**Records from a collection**
____

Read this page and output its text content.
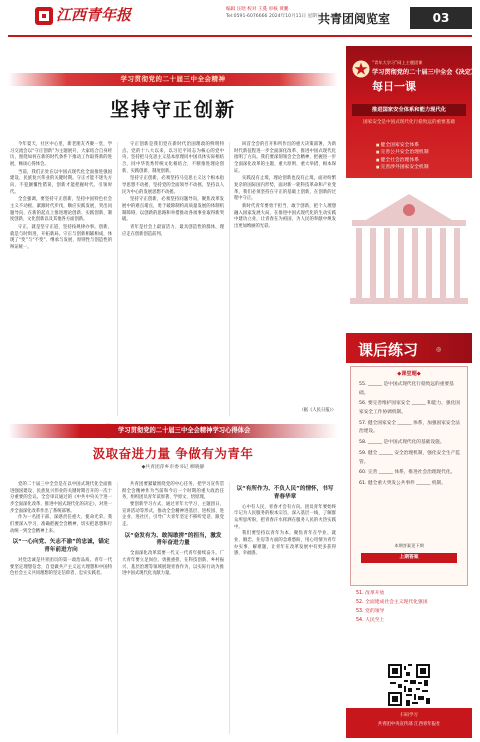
江西青年报	编辑 汪晗 校对 王蔓 审核 黄鹏
Tel:0591-6076666 2024年10月11日 星期五
共青团阅览室	03
学习贯彻党的二十届三中全会精神
坚持守正创新

今年夏天，社区中心里，新老朋友齐聚一堂，学习交流会以“守正创新”为主题展开，大家结合自身经历，围绕如何在新的时代条件下推动工作取得新的进展，畅谈心得体会。

当前，我们正处在以中国式现代化全面推进强国建设、民族复兴伟业的关键时期。守正才能不迷失方向、不犯颠覆性错误，创新才能把握时代、引领时代。

全会强调，要坚持守正创新，坚持中国特色社会主义不动摇，紧跟时代步伐，顺应实践发展，突出问题导向，在新的起点上推进理论创新、实践创新、制度创新、文化创新以及其他各方面创新。

守正，就是坚守正道，坚持按规律办事。创新，就是与时俱进，开拓新局。守正与创新相辅相成，体现了“变”与“不变”、继承与发展、原则性与创造性的辩证统一。

守正创新是我们党在新时代治国理政的鲜明特点。党的十八大以来，以习近平同志为核心的党中央，坚持把马克思主义基本原理同中国具体实际相结合、同中华优秀传统文化相结合，不断推进理论创新、实践创新、制度创新。

坚持守正创新，必须坚持马克思主义这个根本指导思想不动摇，坚持党的全面领导不动摇，坚持以人民为中心的发展思想不动摇。

坚持守正创新，必须坚持问题导向，聚焦改革发展中的难点堵点，勇于破除制约高质量发展的体制机制障碍，以创新的思路和举措推动各项事业取得新突破。

青年是社会上最富活力、最具创造性的群体，理应走在创新创造前列。

回首全会的召开和所作出的重大决策部署，为新时代新征程进一步全面深化改革、推进中国式现代化指明了方向。我们要深刻领会全会精神，把握进一步全面深化改革的主题、重大原则、重大举措、根本保证。

实践没有止境，理论创新也没有止境。面对纷繁复杂的国际国内形势，面对新一轮科技革命和产业变革，我们必须坚持在守正的基础上创新，在创新的过程中守正。

新时代青年要勇于担当、敢于创新，把个人理想融入国家发展大局，在推进中国式现代化的生动实践中建功立业，让青春在为祖国、为人民的奉献中焕发出更加绚丽的光彩。

（据《人民日报》）
学习贯彻党的二十届三中全会精神学习心得体会
汲取奋进力量 争做有为青年
◆共青团萍乡市委书记 柳晓静

党的二十届三中全会是在以中国式现代化全面推进强国建设、民族复兴伟业的关键时期召开的一次十分重要的会议。全会审议通过的《中共中央关于进一步全面深化改革、推进中国式现代化的决定》，对进一步全面深化改革作出了系统部署。

作为一名团干部，深感责任重大、使命光荣。我们要深入学习、准确把握全会精神，切实把思想和行动统一到全会精神上来。

以“一心向党、矢志不渝”的忠诚，锚定青年前进方向

对党忠诚是共青团员的第一政治品质。青年一代要坚定理想信念，自觉做共产主义远大理想和中国特色社会主义共同理想的坚定信仰者、忠实实践者。

共青团要紧紧围绕党的中心任务，把学习宣传贯彻全会精神作为当前和今后一个时期的重大政治任务，组织团员青年读原著、学原文、悟原理。

要创新学习方式，通过青年大学习、主题团日、宣讲活动等形式，推动全会精神进基层、进校园、进企业、进社区，引导广大青年坚定不移听党话、跟党走。

以“奋发有为、敢闯敢拼”的担当，激发青年奋进力量

全面深化改革需要一代又一代青年接续奋斗。广大青年要立足岗位、勇挑重担，在科技创新、乡村振兴、基层治理等领域展现青春作为，以实际行动为推进中国式现代化贡献力量。

以“有所作为、不负人民”的情怀，书写青春华章

心中有人民，青春才会有方向。团员青年要始终牢记为人民服务的根本宗旨，深入基层一线，了解群众所思所盼，把青春汗水挥洒在服务人民的火热实践中。

我们要坚持以青年为本，聚焦青年在学业、就业、婚恋、住房等方面的急难愁盼，用心用情为青年办实事、解难题，让青年在改革发展中有更多获得感、幸福感。

“青年大学习”网上主题团课
学习贯彻党的二十届三中全会《决定》
每日一课
推进国家安全体系和能力现代化
国家安全是中国式现代化行稳致远的重要基础
■ 健全国家安全体系
■ 完善公共安全治理机制
■ 健全社会治理体系
■ 完善涉外国家安全机制
课后练习	◎
◆课堂题◆
55. ______ 是中国式现代化行稳致远的重要基础。
56. 要完善维护国家安全 ______ 和能力，强化国家安全工作协调机制。
57. 健全国家安全 ______ 体系，加强国家安全法治建设。
58. ______ 是中国式现代化的基础设施。
59. 健全 ______ 安全治理机制，强化安全生产监管。
60. 完善 ______ 体系，推进社会治理现代化。
61. 健全重大突发公共事件 ______ 机制。
本期答案见下期
上期答案
51. 改革开放
52. 全面建成社会主义现代化强国
53. 党的领导
54. 人民至上
扫码学习
共青团中央宣传部 江西青年报社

____

**DIRECTIONS FOR THIS TASK**
Show, from the material above, each line that includes the string "实践创新".

**FULL SOLUTION**
全会强调，要坚持守正创新，坚持中国特色社会主义不动摇，紧跟时代步伐，顺应实践发展，突出问题导向，在新的起点上推进理论创新、实践创新、制度创新、文化创新以及其他各方面创新。
守正创新是我们党在新时代治国理政的鲜明特点。党的十八大以来，以习近平同志为核心的党中央，坚持把马克思主义基本原理同中国具体实际相结合、同中华优秀传统文化相结合，不断推进理论创新、实践创新、制度创新。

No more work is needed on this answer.